*To do:* Would you write out the listing verbatim and skip every picture in it?
>>>>
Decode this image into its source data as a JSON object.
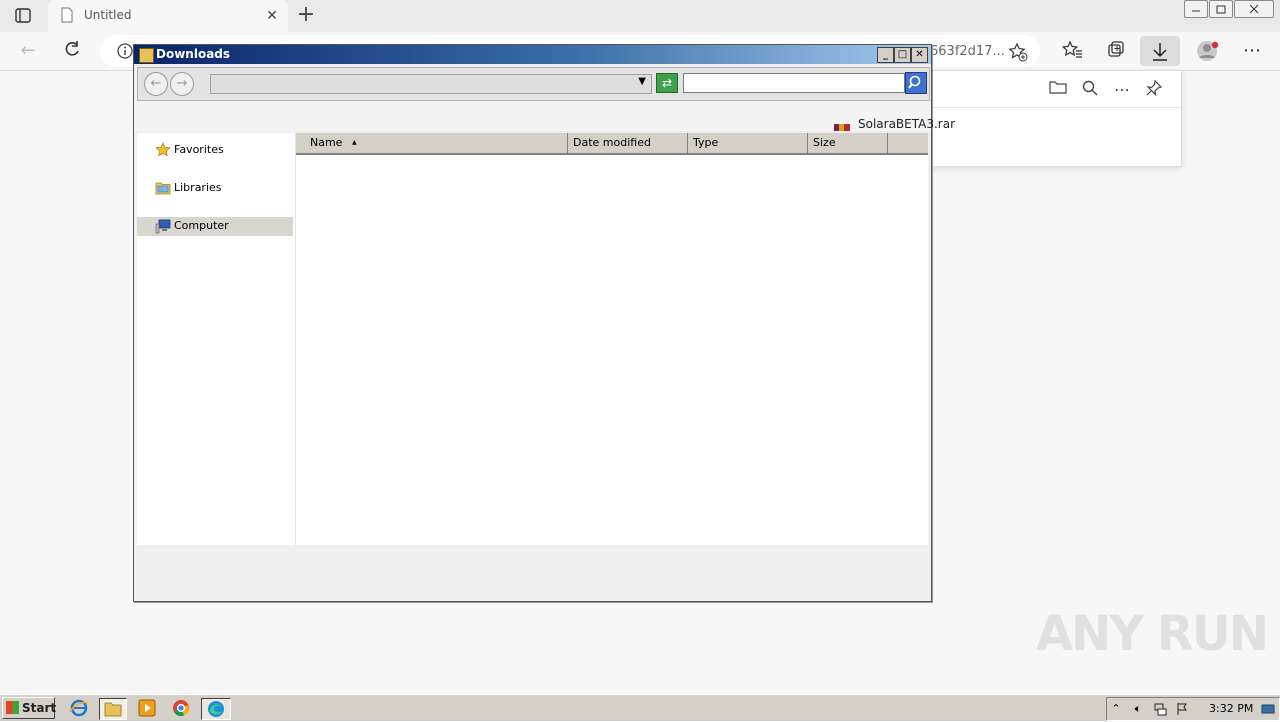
{
  "browser": {
    "tab": {
      "title": "Untitled"
    },
    "new_tab_label": "+",
    "address": {
      "url_tail": "663f2d17..."
    },
    "icons": {
      "tab_list": "tab-list-icon",
      "back": "back-arrow-icon",
      "refresh": "refresh-icon",
      "info": "info-icon",
      "add_favorite": "add-favorite-icon",
      "favorites": "favorites-icon",
      "collections": "collections-icon",
      "downloads": "download-icon",
      "profile": "profile-icon",
      "menu": "more-icon"
    },
    "downloads_panel": {
      "items": [
        {
          "name": "SolaraBETA3.rar"
        }
      ]
    }
  },
  "explorer": {
    "title": "Downloads",
    "nav_pane": [
      {
        "label": "Favorites",
        "icon": "star-icon"
      },
      {
        "label": "Libraries",
        "icon": "libraries-icon"
      },
      {
        "label": "Computer",
        "icon": "computer-icon",
        "selected": true
      }
    ],
    "columns": [
      "Name",
      "Date modified",
      "Type",
      "Size"
    ],
    "sort_indicator": "▲",
    "sorted_by": "Name"
  },
  "watermark": "ANY RUN",
  "taskbar": {
    "start_label": "Start",
    "clock": "3:32 PM",
    "pinned": [
      "ie-icon",
      "explorer-icon",
      "media-player-icon",
      "chrome-icon",
      "edge-icon"
    ]
  },
  "colors": {
    "titlebar_start": "#0a246a",
    "titlebar_end": "#a6caf0",
    "taskbar": "#d4d0c8",
    "browser_bg": "#f7f7f7"
  }
}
<<<<
*Task output:*
Decode this image into its source data as a JSON object.
{
  "browser": {
    "tab": {
      "title": "Untitled"
    },
    "new_tab_label": "+",
    "address": {
      "url_tail": "663f2d17..."
    },
    "icons": {
      "tab_list": "tab-list-icon",
      "back": "back-arrow-icon",
      "refresh": "refresh-icon",
      "info": "info-icon",
      "add_favorite": "add-favorite-icon",
      "favorites": "favorites-icon",
      "collections": "collections-icon",
      "downloads": "download-icon",
      "profile": "profile-icon",
      "menu": "more-icon"
    },
    "downloads_panel": {
      "items": [
        {
          "name": "SolaraBETA3.rar"
        }
      ]
    }
  },
  "explorer": {
    "title": "Downloads",
    "nav_pane": [
      {
        "label": "Favorites",
        "icon": "star-icon"
      },
      {
        "label": "Libraries",
        "icon": "libraries-icon"
      },
      {
        "label": "Computer",
        "icon": "computer-icon",
        "selected": true
      }
    ],
    "columns": [
      "Name",
      "Date modified",
      "Type",
      "Size"
    ],
    "sort_indicator": "▲",
    "sorted_by": "Name"
  },
  "watermark": "ANY RUN",
  "taskbar": {
    "start_label": "Start",
    "clock": "3:32 PM",
    "pinned": [
      "ie-icon",
      "explorer-icon",
      "media-player-icon",
      "chrome-icon",
      "edge-icon"
    ]
  },
  "colors": {
    "titlebar_start": "#0a246a",
    "titlebar_end": "#a6caf0",
    "taskbar": "#d4d0c8",
    "browser_bg": "#f7f7f7"
  }
}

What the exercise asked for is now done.